Figure content listings:
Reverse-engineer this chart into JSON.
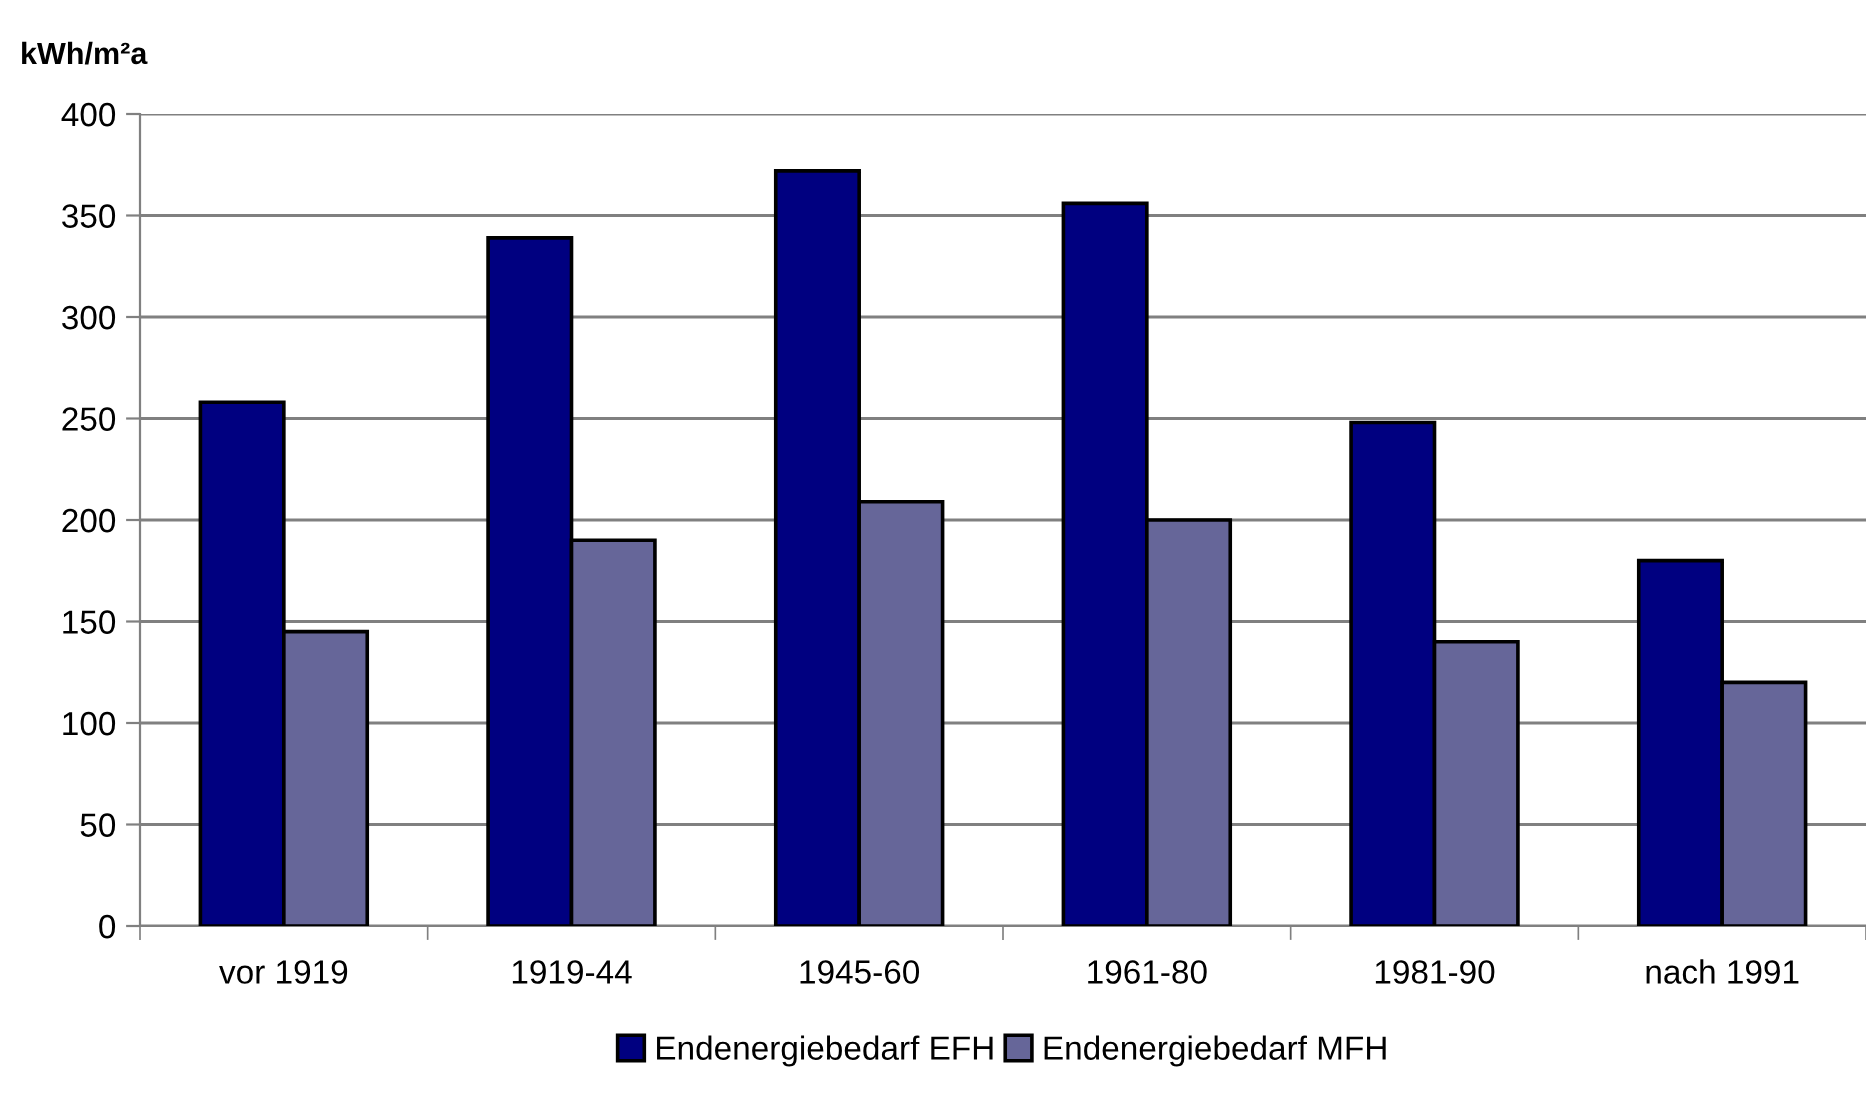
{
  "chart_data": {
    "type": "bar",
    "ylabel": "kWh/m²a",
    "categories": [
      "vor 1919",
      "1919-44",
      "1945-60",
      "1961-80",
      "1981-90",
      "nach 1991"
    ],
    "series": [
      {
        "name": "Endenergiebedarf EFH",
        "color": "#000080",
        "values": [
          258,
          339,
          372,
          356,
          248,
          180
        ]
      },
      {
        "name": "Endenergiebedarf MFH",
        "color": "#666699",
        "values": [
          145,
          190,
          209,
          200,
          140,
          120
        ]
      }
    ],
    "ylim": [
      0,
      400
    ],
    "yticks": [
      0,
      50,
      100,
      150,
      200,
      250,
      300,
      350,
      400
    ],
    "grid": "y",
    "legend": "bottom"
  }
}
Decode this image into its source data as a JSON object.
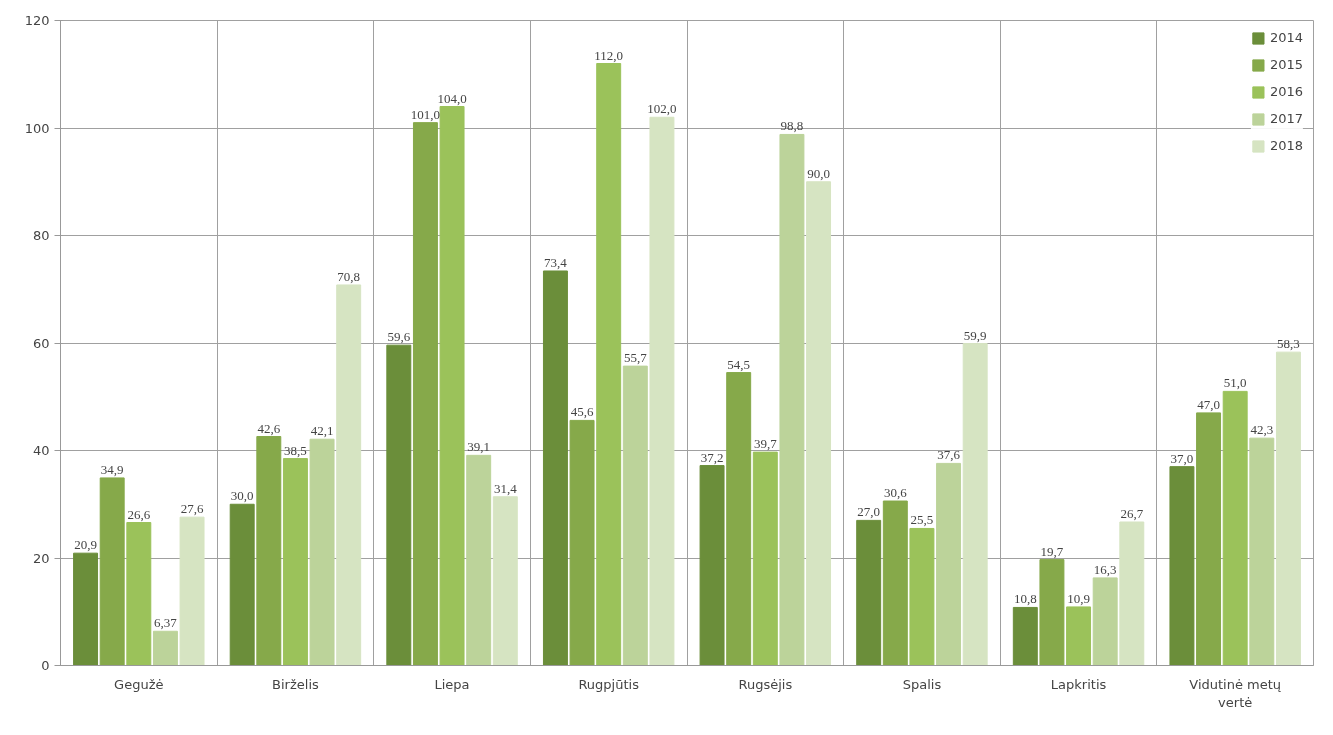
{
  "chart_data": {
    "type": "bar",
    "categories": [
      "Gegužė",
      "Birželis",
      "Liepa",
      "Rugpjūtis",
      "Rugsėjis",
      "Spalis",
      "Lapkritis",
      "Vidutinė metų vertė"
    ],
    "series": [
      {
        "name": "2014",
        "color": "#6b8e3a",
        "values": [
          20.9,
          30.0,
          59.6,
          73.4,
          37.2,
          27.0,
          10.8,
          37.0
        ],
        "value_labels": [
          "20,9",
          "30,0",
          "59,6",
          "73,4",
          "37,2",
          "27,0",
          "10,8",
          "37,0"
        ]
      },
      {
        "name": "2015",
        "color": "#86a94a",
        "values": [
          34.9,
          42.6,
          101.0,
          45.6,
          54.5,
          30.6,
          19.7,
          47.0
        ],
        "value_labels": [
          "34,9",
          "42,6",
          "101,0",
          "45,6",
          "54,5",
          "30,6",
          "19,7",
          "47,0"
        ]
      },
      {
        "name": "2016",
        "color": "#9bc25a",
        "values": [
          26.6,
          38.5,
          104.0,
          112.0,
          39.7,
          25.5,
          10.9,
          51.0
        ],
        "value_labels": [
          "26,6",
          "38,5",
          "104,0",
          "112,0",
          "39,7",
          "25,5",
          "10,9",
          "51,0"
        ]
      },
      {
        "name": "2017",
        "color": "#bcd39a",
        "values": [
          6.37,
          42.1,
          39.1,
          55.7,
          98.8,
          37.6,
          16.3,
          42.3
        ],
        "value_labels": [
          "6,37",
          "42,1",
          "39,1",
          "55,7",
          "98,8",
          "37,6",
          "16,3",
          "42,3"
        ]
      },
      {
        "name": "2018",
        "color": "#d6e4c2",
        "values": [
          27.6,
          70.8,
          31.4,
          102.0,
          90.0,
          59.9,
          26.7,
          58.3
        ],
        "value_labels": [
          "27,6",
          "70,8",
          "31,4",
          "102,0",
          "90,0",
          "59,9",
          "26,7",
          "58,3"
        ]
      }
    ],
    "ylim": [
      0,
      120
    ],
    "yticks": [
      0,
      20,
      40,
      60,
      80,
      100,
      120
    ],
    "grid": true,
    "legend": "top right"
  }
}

---

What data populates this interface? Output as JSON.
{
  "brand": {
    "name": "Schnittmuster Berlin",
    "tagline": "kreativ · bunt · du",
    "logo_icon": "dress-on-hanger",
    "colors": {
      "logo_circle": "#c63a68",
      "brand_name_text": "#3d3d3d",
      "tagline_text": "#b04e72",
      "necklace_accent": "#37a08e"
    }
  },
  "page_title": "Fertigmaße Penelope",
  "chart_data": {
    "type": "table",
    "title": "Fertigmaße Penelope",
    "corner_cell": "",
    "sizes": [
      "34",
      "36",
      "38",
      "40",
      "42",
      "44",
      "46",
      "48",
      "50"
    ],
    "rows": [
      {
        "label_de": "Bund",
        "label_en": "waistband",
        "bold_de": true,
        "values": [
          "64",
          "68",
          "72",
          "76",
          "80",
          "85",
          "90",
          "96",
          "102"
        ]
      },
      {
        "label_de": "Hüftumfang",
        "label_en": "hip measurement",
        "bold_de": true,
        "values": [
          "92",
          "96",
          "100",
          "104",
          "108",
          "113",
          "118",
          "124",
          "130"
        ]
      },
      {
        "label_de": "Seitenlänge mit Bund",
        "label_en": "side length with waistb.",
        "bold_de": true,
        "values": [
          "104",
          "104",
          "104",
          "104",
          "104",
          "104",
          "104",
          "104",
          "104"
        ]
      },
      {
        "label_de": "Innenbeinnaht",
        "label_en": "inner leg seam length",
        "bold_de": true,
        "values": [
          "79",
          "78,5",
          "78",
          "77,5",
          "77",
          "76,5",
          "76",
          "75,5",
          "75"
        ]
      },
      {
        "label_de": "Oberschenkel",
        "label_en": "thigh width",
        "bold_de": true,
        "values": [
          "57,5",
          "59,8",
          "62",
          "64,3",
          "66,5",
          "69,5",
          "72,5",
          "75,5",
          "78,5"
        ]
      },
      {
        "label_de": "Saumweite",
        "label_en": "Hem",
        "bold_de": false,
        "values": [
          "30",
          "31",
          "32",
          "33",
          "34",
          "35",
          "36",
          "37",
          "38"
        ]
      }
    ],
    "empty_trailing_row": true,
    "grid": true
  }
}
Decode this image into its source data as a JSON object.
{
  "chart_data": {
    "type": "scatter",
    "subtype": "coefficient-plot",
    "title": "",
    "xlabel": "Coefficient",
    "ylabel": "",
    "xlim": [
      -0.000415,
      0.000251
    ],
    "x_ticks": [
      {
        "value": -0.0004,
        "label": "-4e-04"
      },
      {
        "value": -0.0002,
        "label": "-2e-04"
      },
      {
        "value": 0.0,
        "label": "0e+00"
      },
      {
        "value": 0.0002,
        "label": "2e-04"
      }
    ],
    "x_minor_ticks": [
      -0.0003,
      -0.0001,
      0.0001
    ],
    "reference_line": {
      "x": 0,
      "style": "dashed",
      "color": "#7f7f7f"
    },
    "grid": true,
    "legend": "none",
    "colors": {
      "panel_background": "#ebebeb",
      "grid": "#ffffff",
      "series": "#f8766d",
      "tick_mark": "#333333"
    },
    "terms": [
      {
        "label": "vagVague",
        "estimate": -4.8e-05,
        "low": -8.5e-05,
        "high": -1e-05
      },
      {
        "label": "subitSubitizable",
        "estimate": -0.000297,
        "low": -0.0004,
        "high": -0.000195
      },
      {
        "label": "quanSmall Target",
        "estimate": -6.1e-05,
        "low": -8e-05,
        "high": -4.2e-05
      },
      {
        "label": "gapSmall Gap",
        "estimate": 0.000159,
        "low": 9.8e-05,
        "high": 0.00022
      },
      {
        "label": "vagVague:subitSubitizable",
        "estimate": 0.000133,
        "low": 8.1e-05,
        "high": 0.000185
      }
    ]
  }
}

- _TASK GOAL_
Pull out each line of the entries that contains "legend".

- _ANSWER TO THE EXERCISE_
    "legend": "bottom"
    "legend": "top right"
    "legend": "none",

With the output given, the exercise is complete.